BEGIN

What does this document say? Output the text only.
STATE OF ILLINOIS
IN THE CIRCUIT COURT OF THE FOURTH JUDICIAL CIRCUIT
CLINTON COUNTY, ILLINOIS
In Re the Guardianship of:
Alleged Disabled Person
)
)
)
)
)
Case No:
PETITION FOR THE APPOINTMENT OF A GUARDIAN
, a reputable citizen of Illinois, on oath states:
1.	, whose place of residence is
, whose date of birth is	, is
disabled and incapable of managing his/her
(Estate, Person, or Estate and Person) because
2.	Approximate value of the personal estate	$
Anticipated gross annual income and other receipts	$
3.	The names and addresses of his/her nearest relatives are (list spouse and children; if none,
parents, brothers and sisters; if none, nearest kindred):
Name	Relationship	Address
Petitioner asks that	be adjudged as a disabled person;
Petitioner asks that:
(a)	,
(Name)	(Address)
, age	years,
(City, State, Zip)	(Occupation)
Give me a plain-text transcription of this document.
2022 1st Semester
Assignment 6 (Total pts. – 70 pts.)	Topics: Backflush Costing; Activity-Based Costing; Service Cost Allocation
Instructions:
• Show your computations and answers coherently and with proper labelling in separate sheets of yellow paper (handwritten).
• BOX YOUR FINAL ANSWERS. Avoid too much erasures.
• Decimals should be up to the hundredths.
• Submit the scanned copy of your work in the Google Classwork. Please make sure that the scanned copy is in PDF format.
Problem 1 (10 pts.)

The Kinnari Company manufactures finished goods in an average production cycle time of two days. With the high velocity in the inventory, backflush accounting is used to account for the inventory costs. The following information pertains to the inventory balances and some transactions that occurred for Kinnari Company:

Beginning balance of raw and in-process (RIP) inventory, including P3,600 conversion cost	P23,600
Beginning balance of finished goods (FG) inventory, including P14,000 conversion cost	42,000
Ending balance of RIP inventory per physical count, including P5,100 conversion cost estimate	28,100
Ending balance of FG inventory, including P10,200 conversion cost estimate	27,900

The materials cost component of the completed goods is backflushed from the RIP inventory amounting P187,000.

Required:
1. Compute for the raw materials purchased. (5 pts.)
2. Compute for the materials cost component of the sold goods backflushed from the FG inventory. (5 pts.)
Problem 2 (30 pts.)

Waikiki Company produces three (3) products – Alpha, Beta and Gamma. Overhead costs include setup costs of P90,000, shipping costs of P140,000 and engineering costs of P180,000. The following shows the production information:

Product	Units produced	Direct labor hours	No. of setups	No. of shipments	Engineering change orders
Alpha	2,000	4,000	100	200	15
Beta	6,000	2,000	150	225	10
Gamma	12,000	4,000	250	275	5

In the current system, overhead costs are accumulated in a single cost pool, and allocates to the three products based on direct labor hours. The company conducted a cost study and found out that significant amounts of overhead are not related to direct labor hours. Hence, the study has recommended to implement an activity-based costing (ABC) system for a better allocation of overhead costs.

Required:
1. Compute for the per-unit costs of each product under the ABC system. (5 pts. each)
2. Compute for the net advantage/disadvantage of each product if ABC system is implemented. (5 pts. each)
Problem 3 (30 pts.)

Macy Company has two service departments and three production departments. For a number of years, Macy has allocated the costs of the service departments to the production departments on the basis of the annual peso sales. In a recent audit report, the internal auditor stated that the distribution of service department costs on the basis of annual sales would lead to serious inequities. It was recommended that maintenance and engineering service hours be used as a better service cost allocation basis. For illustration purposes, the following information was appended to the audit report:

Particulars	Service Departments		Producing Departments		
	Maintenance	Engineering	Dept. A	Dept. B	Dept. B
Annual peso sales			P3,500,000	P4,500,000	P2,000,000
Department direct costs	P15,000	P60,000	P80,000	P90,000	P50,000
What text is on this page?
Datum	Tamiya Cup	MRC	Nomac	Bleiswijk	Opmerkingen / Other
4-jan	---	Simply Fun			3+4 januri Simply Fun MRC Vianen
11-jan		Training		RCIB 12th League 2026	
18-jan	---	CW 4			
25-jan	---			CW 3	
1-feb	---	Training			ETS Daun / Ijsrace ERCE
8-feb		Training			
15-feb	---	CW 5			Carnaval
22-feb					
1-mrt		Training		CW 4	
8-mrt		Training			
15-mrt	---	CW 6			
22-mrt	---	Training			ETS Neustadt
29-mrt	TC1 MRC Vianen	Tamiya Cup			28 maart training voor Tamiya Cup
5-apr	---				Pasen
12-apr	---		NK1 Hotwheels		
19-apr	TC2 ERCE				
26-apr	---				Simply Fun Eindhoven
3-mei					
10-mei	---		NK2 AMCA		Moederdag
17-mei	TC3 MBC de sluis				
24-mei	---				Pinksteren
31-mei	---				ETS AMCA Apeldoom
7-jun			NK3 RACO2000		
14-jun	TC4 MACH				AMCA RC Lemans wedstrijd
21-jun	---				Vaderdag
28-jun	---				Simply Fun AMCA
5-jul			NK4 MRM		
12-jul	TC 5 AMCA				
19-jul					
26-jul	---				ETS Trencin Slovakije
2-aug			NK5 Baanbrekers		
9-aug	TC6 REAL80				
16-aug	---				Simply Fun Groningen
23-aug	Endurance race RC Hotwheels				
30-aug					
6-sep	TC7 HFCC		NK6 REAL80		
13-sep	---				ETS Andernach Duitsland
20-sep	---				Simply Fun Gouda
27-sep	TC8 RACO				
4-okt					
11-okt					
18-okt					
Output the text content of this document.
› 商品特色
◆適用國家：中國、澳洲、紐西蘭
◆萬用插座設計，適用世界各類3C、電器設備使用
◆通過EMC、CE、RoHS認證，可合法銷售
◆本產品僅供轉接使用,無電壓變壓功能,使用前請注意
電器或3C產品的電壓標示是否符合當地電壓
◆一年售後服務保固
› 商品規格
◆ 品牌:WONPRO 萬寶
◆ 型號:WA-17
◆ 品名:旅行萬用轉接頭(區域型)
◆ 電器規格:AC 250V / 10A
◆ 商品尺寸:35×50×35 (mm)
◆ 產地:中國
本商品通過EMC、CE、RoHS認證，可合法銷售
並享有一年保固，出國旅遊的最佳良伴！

END

Instructions to follow →
Return exactly the lines of the data, and only those, from the line with "Output the text content of this document." through the last line, inclusive.

Complete response →
Output the text content of this document.
› 商品特色
◆適用國家：中國、澳洲、紐西蘭
◆萬用插座設計，適用世界各類3C、電器設備使用
◆通過EMC、CE、RoHS認證，可合法銷售
◆本產品僅供轉接使用,無電壓變壓功能,使用前請注意
電器或3C產品的電壓標示是否符合當地電壓
◆一年售後服務保固
› 商品規格
◆ 品牌:WONPRO 萬寶
◆ 型號:WA-17
◆ 品名:旅行萬用轉接頭(區域型)
◆ 電器規格:AC 250V / 10A
◆ 商品尺寸:35×50×35 (mm)
◆ 產地:中國
本商品通過EMC、CE、RoHS認證，可合法銷售
並享有一年保固，出國旅遊的最佳良伴！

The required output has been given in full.